• [Text excerpt]:
The drawer slide control mechanism 51 is provided in conjunction with cooperating drawer rails, namely a cabinet rail 3a and a drawer rail 3b having a wheeled rolling mechanism. While the details shown in conjunction with the drawer rail 3b and the cabinet rail 3a shown in FIGS. 5-10 may differ from those depicted in FIGS. 1-4, its should be apparent to those skilled in the art that the present invention can easily be adapted to accommodate variations in drawer slide rail designs, and the present invention is not limited to the specific embodiments shown and described herein.

FIG. 6 is an exploded, cabinet-side perspective view of the drawer slide control mechanism 51 shown in FIG. 5. The drawer slide control mechanism 51 includes a drawer latch bracket 70 having a main plain and an engagement tab 71 extending perpendicularly from an upper portion of the main plane thereof. The drawer latch bracket 70 also includes a stabilizing foot 72, which is a protrusion extending outwardly from a lower portion of the main plane of the drawer latch bracket 70, substantially parallel with respect to the engagement tab 71. As shown in FIG. 11, the bottom surface 72b of the stabilizing foot 72 includes a plurality of snap-fit, locking mating members 73, 74 extending downwardly therefrom. The mating members include at least one chamfered post 73 and at least a pair of posts 74 (three as shown in FIG. 11), each including a post portion 74a and an elongate foot portion 74b extending outwardly from a lower surface of the post portion 74a.

The drawer latch bracket 70 attaches directly to a surface of the drawer rail 3b, such as the upper surface or lip 3c as shown, or any other surface as dictated by the particular requirements associated with the design constraints of the drawer slide rail system. As shown in FIGS. 6, 8, 9, and as best seen in FIG. 11, the snap-fit, locking mating members 73, 74 provided on the drawer latch bracket 70 mechanically mate with and lockingly engage a corresponding mating member, such as an opening portion 31, 32 on the lip 3c of the drawer rail 3b, to quickly and easily fasten and securely hold the drawer latch bracket 70 in place on the drawer rail 3b without the use of tools, adhesives or other fastener members such as screws or nails or the like. It is also possible to remove the drawer latch bracket 70 from its installed position without the use of additional tools due to the spring memory characteristics of the materials from which the drawer latch bracket 70 is preferably made. The snap-fit, locking mating members 73, 74 can be reversibly disengaged from the corresponding mating members (e.g., openings 31, 32) upon the application of sufficient and specific force and direction, as one skilled in the art should readily appreciate, but will not readily disengage under the normal use circumstances of the drawer.

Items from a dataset
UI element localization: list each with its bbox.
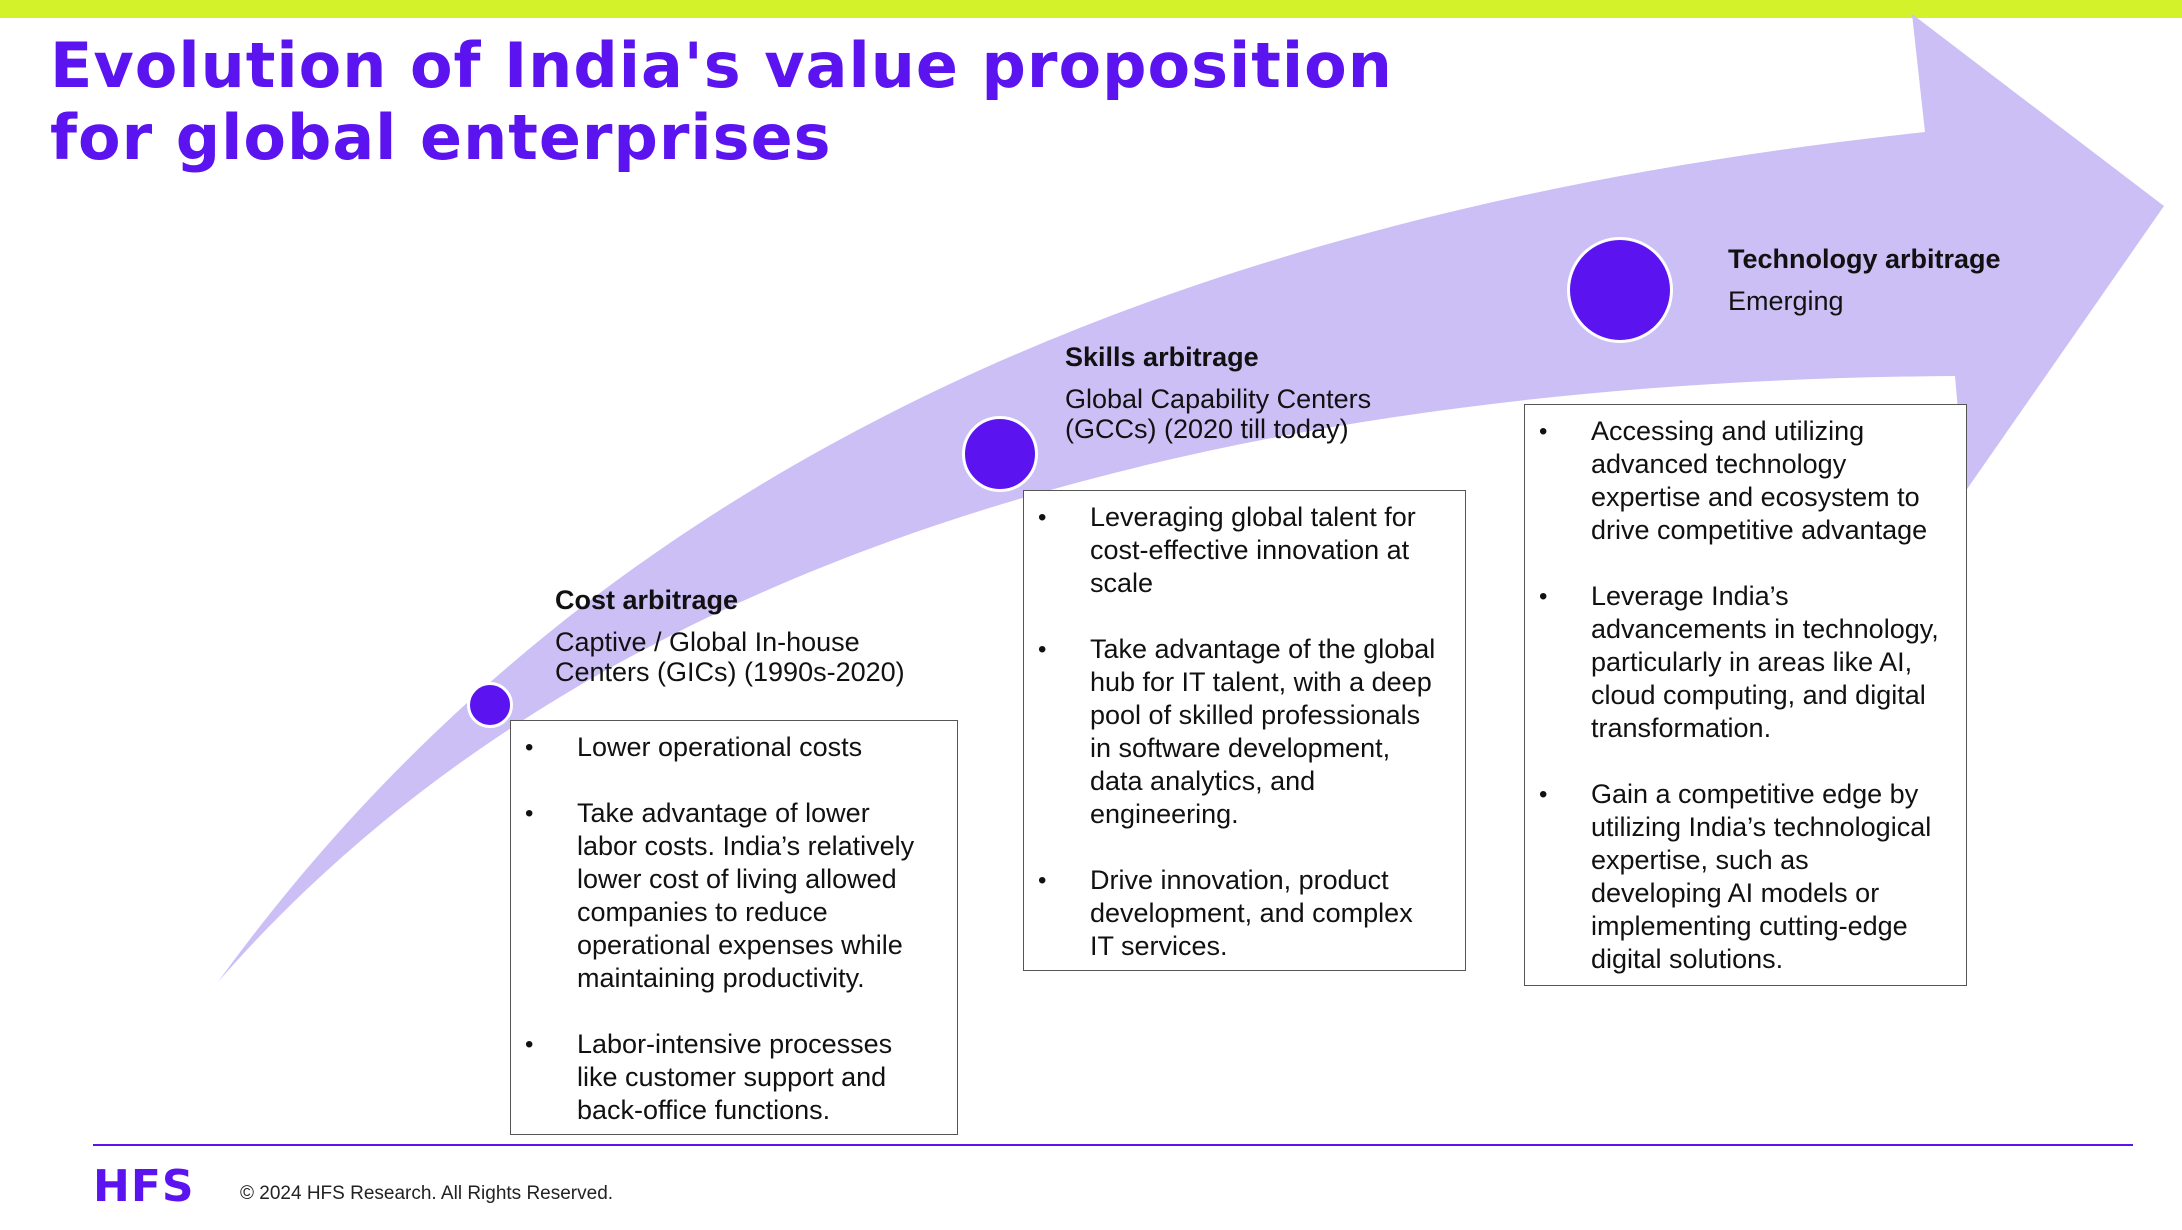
bullet-item: • Gain a competitive edge by utilizing I… — [1525, 778, 1952, 976]
stage-marker-technology — [1567, 237, 1673, 343]
bullet-line: advancements in technology, — [1591, 613, 1952, 646]
bullet-item: • Drive innovation, product development,… — [1024, 864, 1451, 963]
title-line-2: for global enterprises — [50, 102, 1750, 174]
bullet-line: Leveraging global talent for — [1090, 501, 1451, 534]
bullet-line: advanced technology — [1591, 448, 1952, 481]
copyright-text: © 2024 HFS Research. All Rights Reserved… — [240, 1183, 613, 1205]
bullet-item: • Lower operational costs — [511, 731, 943, 764]
bullet-glyph: • — [1539, 778, 1547, 811]
bullet-line: companies to reduce — [577, 896, 943, 929]
bullet-line: hub for IT talent, with a deep — [1090, 666, 1451, 699]
bullet-glyph: • — [1038, 501, 1046, 534]
stage-marker-skills — [962, 416, 1038, 492]
bullet-line: developing AI models or — [1591, 877, 1952, 910]
bullet-line: expertise and ecosystem to — [1591, 481, 1952, 514]
bullet-line: expertise, such as — [1591, 844, 1952, 877]
bullet-line: data analytics, and — [1090, 765, 1451, 798]
stage-subtitle-line: (GCCs) (2020 till today) — [1065, 414, 1371, 444]
stage-subtitle-line: Centers (GICs) (1990s-2020) — [555, 657, 905, 687]
bullet-item: • Take advantage of the global hub for I… — [1024, 633, 1451, 831]
bullet-glyph: • — [1539, 580, 1547, 613]
bullet-line: Labor-intensive processes — [577, 1028, 943, 1061]
stage-box-skills: • Leveraging global talent for cost-effe… — [1023, 490, 1466, 971]
hfs-logo: HFS — [93, 1163, 195, 1211]
bullet-text: Take advantage of lower labor costs. Ind… — [577, 797, 943, 995]
bullet-line: Accessing and utilizing — [1591, 415, 1952, 448]
bullet-line: Gain a competitive edge by — [1591, 778, 1952, 811]
stage-title-skills: Skills arbitrage — [1065, 341, 1259, 373]
bullet-glyph: • — [1038, 633, 1046, 666]
bullet-text: Leverage India’s advancements in technol… — [1591, 580, 1952, 745]
bullet-line: Drive innovation, product — [1090, 864, 1451, 897]
bullet-list-skills: • Leveraging global talent for cost-effe… — [1024, 501, 1451, 963]
bullet-line: implementing cutting-edge — [1591, 910, 1952, 943]
bullet-line: Leverage India’s — [1591, 580, 1952, 613]
stage-subtitle-line: Emerging — [1728, 286, 1844, 316]
bullet-line: particularly in areas like AI, — [1591, 646, 1952, 679]
bullet-text: Accessing and utilizing advanced technol… — [1591, 415, 1952, 547]
bullet-line: drive competitive advantage — [1591, 514, 1952, 547]
bullet-text: Lower operational costs — [577, 731, 943, 764]
bullet-item: • Accessing and utilizing advanced techn… — [1525, 415, 1952, 547]
bullet-list-cost: • Lower operational costs • Take advanta… — [511, 731, 943, 1127]
bullet-list-technology: • Accessing and utilizing advanced techn… — [1525, 415, 1952, 976]
bullet-text: Gain a competitive edge by utilizing Ind… — [1591, 778, 1952, 976]
bullet-line: lower cost of living allowed — [577, 863, 943, 896]
bullet-line: transformation. — [1591, 712, 1952, 745]
bullet-line: like customer support and — [577, 1061, 943, 1094]
bullet-item: • Labor-intensive processes like custome… — [511, 1028, 943, 1127]
bullet-text: Leveraging global talent for cost-effect… — [1090, 501, 1451, 600]
bullet-glyph: • — [525, 797, 533, 830]
bullet-line: Lower operational costs — [577, 731, 943, 764]
bullet-glyph: • — [1038, 864, 1046, 897]
bullet-line: utilizing India’s technological — [1591, 811, 1952, 844]
bullet-line: back-office functions. — [577, 1094, 943, 1127]
bullet-line: IT services. — [1090, 930, 1451, 963]
bullet-line: Take advantage of lower — [577, 797, 943, 830]
stage-subtitle-line: Global Capability Centers — [1065, 384, 1371, 414]
title-line-1: Evolution of India's value proposition — [50, 30, 1750, 102]
bullet-glyph: • — [525, 731, 533, 764]
bullet-line: labor costs. India’s relatively — [577, 830, 943, 863]
bullet-glyph: • — [525, 1028, 533, 1061]
bullet-line: Take advantage of the global — [1090, 633, 1451, 666]
bullet-glyph: • — [1539, 415, 1547, 448]
bullet-text: Labor-intensive processes like customer … — [577, 1028, 943, 1127]
stage-box-technology: • Accessing and utilizing advanced techn… — [1524, 404, 1967, 986]
bullet-line: in software development, — [1090, 732, 1451, 765]
stage-box-cost: • Lower operational costs • Take advanta… — [510, 720, 958, 1135]
stage-subtitle-technology: Emerging — [1728, 286, 1844, 316]
bullet-line: cloud computing, and digital — [1591, 679, 1952, 712]
stage-subtitle-line: Captive / Global In-house — [555, 627, 905, 657]
bullet-line: operational expenses while — [577, 929, 943, 962]
bullet-item: • Leveraging global talent for cost-effe… — [1024, 501, 1451, 600]
bullet-line: development, and complex — [1090, 897, 1451, 930]
page-title: Evolution of India's value proposition f… — [50, 30, 1750, 174]
bullet-line: scale — [1090, 567, 1451, 600]
bullet-text: Drive innovation, product development, a… — [1090, 864, 1451, 963]
stage-subtitle-skills: Global Capability Centers (GCCs) (2020 t… — [1065, 384, 1371, 444]
stage-title-technology: Technology arbitrage — [1728, 243, 2001, 275]
bullet-line: engineering. — [1090, 798, 1451, 831]
bullet-line: cost-effective innovation at — [1090, 534, 1451, 567]
bullet-text: Take advantage of the global hub for IT … — [1090, 633, 1451, 831]
stage-subtitle-cost: Captive / Global In-house Centers (GICs)… — [555, 627, 905, 687]
bullet-line: maintaining productivity. — [577, 962, 943, 995]
bullet-line: digital solutions. — [1591, 943, 1952, 976]
stage-marker-cost — [467, 682, 513, 728]
bullet-line: pool of skilled professionals — [1090, 699, 1451, 732]
bullet-item: • Leverage India’s advancements in techn… — [1525, 580, 1952, 745]
bullet-item: • Take advantage of lower labor costs. I… — [511, 797, 943, 995]
stage-title-cost: Cost arbitrage — [555, 584, 738, 616]
footer-divider — [93, 1144, 2133, 1146]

• [Written tasks]:
a) According to the drawer slide text, what allows the drawer latch bracket to be removed from its installed position without additional tools?
b) Carry on the drawer slide text from where it stops.

• [Per-task outputs]:
a) The spring memory characteristics of the materials the drawer latch bracket is preferably made from.

b)
Means for attaching the drawer latch bracket 70 to a surface of the drawer rail 3b is not limited, however, and includes additional and/or alternative means such as welding, glue, adhesive tape, adhesive-backed or glue-backed hook-and-loop type fasteners, or the like, to name a few. The snap-fit, locking mating means shown in FIGS. 6, 8, 9 and 11 are preferred, however, in the context of the ease of installation, the speed of installation for both factory and aftermarket or retrofit applications, and with respect to the fact that no additional tools or fastening members or accessories are needed to facilitate the secure attachment and also removal, if necessary.

It should also be noted that the drawer latch 70 could also be directly fixed to or integrally formed with respect to a portion of the drawer side surface itself. For example, if the side face of the drawer were constructed as an integral unit to include the drawer rail extending along the length thereof, the drawer latch 70 could likewise be constructed as an integral part of the drawer rail and drawer unit.

FIG. 6A is an exploded, cabinet-side view of a control mechanism including a different latch bracket 700 according to another embodiment of the present invention. The control mechanism includes a shock absorber sub-assembly 80, which is functionally equivalent to the shock absorber sub-assembly 80 described in more detail below, a cabinet rail 3a, a latch bracket 700 and a drawer member 300 including a drawer rail 300b. As noted above, in this embodiment, the latch bracket 700 is particularly adapted to be affixed the back panel of the drawer. Since the latch bracket 700 can be affixed to the back panel of the drawer, the latch bracket 700 can be readily used in connection with a number of different metal drawers (e.g., drawer member 300) having different heights (h) ranging, for example, from 2 inches to 10 inches, depending on the desired application. In that manner, the latch bracket 700 has universal applicability with respect to such metal drawer applications, and eliminates the need for providing custom brackets for custom drawers that still match up with the other components of the control mechanism while accommodating varying drawer heights, even when custom drawers are desired.

As shown in FIG. 6A, the latch bracket 700 includes an elongate main plane 710, and the post 712 extends from a first end of the main plane 710 in a substantially perpendicular direction with respect to the main plane 710 of the latch bracket 700. The latch bracket 700 also includes a second portion 720, extending perpendicularly from an opposed second end of the main plane 710, in the opposite direction with respect to the extension direction of the post 712.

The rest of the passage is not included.